##### Raw data

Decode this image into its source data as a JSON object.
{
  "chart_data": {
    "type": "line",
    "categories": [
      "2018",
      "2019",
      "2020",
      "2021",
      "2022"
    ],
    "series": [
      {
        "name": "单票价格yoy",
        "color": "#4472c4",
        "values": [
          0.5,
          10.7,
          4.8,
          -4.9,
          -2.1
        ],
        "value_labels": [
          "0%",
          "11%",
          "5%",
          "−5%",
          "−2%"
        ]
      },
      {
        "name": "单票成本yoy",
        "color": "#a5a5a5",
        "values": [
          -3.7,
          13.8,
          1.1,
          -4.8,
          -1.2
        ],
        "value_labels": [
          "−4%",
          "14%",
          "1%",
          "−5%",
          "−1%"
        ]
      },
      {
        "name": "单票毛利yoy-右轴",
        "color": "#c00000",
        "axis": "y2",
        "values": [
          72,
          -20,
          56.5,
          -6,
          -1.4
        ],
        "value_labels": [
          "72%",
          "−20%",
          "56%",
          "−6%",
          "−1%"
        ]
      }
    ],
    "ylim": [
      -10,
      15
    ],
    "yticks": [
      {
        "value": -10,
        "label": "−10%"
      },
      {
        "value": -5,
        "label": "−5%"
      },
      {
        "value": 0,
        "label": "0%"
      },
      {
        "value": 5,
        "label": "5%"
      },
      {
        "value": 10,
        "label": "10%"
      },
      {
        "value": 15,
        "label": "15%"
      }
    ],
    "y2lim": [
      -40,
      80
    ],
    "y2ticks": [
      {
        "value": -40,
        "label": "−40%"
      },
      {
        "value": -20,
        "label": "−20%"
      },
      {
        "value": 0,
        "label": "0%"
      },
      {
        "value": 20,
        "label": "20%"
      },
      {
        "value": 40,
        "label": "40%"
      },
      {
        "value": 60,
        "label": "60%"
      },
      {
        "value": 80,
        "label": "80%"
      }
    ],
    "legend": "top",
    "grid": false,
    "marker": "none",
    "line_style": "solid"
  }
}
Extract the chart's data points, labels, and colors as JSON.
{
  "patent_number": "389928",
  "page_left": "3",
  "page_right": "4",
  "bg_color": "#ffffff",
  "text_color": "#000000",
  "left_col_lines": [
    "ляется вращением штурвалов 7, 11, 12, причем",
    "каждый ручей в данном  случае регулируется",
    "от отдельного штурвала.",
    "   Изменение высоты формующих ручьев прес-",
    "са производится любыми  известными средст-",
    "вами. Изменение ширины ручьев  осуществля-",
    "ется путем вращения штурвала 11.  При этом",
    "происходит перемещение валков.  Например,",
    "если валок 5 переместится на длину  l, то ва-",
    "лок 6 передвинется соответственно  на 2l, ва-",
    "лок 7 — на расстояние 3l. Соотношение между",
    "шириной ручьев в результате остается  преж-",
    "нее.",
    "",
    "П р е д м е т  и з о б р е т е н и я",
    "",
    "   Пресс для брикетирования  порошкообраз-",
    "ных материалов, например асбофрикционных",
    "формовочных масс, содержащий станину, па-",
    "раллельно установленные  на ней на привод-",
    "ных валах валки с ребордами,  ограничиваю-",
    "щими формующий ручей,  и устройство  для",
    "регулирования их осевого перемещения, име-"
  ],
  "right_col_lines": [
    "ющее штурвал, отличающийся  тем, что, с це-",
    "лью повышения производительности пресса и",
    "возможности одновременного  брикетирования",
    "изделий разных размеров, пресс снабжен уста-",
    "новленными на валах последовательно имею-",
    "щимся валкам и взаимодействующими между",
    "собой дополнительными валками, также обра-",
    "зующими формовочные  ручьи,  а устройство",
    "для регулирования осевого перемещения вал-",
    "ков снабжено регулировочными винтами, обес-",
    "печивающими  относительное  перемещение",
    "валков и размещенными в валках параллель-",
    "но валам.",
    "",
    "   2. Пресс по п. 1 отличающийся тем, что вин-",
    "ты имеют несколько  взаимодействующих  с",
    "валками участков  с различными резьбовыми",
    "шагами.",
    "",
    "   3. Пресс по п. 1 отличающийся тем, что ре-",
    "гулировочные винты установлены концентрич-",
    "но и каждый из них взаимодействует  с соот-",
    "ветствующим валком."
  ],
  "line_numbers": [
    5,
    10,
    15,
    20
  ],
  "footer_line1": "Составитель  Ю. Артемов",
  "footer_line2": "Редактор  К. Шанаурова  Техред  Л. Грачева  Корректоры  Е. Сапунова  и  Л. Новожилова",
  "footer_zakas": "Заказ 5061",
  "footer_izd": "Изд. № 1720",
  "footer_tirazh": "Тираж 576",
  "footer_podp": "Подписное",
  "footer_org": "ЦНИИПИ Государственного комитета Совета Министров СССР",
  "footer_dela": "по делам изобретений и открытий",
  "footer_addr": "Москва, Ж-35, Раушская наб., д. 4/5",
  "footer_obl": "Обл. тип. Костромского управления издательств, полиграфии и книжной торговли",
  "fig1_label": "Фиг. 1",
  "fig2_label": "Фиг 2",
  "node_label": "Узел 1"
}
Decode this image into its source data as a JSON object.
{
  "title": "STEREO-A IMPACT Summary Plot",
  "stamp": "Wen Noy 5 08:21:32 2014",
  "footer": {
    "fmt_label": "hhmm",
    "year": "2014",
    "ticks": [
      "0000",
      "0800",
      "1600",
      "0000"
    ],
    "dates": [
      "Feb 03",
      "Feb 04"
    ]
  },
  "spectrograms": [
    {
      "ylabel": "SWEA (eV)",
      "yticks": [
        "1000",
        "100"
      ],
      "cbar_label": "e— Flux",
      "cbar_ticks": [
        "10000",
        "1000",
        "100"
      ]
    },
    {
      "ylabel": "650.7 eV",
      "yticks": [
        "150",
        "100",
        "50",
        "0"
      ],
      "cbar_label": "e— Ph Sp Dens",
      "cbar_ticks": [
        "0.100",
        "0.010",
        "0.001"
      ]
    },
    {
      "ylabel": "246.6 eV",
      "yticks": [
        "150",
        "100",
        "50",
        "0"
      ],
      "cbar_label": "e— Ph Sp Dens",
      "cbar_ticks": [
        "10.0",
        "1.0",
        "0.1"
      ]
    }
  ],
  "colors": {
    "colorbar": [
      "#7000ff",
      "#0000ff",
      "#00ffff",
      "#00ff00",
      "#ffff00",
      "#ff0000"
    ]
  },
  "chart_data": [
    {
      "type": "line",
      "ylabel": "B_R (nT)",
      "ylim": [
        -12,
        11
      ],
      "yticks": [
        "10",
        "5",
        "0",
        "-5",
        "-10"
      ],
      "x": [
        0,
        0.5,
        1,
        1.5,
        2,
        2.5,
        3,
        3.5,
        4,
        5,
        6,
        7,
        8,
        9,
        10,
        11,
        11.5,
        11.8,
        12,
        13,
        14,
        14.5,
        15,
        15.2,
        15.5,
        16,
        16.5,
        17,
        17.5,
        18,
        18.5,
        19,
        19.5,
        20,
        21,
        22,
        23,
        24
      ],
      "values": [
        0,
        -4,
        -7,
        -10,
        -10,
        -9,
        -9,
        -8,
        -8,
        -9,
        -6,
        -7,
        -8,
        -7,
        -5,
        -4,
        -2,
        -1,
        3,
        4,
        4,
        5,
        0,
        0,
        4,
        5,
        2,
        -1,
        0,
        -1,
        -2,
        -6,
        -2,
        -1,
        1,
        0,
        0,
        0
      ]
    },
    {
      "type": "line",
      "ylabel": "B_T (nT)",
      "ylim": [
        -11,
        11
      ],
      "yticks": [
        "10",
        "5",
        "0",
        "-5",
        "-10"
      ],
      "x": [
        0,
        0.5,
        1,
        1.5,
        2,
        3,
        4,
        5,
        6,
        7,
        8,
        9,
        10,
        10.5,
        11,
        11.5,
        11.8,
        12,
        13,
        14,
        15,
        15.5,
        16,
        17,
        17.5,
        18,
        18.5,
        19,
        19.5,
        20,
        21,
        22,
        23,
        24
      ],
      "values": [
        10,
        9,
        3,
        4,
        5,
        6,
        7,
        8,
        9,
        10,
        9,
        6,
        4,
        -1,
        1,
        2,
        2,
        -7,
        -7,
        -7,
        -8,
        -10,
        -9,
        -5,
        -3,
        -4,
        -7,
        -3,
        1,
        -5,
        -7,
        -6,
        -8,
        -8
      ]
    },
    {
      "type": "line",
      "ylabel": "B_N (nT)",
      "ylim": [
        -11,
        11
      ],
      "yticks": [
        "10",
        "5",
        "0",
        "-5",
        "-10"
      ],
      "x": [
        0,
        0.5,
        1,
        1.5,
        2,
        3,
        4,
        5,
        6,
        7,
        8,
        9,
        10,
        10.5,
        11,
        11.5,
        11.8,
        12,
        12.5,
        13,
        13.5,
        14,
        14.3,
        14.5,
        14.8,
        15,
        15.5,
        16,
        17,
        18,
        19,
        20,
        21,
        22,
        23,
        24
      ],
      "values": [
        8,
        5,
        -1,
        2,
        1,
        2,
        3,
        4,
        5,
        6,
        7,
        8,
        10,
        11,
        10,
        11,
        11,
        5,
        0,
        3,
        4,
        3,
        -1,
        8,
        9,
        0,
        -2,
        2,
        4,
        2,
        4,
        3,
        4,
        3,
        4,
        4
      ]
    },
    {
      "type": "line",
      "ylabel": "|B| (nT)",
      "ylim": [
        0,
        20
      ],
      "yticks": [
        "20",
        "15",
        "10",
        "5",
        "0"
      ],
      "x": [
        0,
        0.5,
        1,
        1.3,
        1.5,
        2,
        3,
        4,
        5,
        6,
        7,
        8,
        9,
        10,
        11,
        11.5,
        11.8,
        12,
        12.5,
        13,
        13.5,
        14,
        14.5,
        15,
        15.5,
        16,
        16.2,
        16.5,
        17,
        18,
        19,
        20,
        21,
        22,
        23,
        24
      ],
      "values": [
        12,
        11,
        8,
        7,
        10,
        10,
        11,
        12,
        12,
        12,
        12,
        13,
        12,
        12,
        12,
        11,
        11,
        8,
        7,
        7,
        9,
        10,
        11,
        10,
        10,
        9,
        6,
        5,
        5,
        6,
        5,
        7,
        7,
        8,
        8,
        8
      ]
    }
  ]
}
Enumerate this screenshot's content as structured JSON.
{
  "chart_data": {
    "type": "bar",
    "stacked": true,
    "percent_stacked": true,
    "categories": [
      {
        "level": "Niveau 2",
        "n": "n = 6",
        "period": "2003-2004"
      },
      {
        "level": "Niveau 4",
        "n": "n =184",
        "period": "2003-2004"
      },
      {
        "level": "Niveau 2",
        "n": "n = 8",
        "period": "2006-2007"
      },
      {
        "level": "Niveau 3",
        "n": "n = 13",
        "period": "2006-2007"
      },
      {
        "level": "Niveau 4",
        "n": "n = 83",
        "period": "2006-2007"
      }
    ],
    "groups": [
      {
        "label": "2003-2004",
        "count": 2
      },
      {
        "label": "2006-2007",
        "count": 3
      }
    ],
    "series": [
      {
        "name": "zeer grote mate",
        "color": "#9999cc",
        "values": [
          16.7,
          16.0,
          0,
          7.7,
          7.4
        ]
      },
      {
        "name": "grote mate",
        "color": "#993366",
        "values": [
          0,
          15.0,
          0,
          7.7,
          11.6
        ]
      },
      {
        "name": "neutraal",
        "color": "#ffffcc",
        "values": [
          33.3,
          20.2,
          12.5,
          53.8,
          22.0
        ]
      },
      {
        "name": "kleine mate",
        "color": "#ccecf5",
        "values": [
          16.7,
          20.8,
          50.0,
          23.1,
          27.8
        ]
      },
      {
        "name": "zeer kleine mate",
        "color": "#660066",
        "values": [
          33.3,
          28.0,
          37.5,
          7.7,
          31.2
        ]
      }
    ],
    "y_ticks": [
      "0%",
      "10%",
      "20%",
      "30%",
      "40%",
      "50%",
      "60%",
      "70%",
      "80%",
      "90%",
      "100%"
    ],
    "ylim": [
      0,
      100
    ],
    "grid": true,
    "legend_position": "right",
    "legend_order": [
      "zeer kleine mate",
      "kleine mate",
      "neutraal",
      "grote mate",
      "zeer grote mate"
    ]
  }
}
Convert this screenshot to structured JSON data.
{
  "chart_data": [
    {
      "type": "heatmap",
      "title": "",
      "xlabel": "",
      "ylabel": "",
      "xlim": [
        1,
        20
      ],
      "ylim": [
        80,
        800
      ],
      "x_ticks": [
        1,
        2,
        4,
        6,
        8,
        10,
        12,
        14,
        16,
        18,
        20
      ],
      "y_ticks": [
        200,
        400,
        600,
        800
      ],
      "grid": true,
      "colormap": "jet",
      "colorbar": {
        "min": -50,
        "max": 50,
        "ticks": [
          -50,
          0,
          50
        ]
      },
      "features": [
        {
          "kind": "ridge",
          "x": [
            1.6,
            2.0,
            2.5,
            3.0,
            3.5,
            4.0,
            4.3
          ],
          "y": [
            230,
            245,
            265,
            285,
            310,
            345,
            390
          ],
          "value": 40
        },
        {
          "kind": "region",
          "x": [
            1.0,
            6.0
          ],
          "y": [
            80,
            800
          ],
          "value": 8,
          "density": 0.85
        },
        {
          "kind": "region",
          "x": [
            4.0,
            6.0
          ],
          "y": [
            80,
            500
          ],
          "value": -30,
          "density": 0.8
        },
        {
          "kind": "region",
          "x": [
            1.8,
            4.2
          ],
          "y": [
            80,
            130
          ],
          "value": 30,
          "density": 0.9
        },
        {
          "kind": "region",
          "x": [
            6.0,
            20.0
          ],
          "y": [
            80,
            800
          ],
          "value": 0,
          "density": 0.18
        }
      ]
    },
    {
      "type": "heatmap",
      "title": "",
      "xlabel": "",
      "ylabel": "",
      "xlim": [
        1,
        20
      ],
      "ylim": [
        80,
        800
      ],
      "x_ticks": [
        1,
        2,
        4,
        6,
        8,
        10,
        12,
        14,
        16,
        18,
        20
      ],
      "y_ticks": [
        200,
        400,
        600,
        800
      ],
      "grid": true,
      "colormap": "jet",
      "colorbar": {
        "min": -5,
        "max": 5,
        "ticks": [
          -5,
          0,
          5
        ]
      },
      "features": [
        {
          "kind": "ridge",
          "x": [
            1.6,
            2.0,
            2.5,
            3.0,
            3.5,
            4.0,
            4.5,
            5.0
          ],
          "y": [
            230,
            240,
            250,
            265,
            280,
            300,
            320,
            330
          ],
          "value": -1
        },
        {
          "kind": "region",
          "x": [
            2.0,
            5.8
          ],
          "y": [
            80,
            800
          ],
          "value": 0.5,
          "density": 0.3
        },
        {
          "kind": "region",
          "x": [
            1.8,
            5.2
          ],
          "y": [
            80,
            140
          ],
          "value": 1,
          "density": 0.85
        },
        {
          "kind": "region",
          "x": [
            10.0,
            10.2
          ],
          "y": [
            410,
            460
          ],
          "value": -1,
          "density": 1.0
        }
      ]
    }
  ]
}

##########

The exercise: Copy every line that includes the string "zeer" from the material above.

The answer:
        "name": "zeer grote mate",
        "name": "zeer kleine mate",
      "zeer kleine mate",
      "zeer grote mate"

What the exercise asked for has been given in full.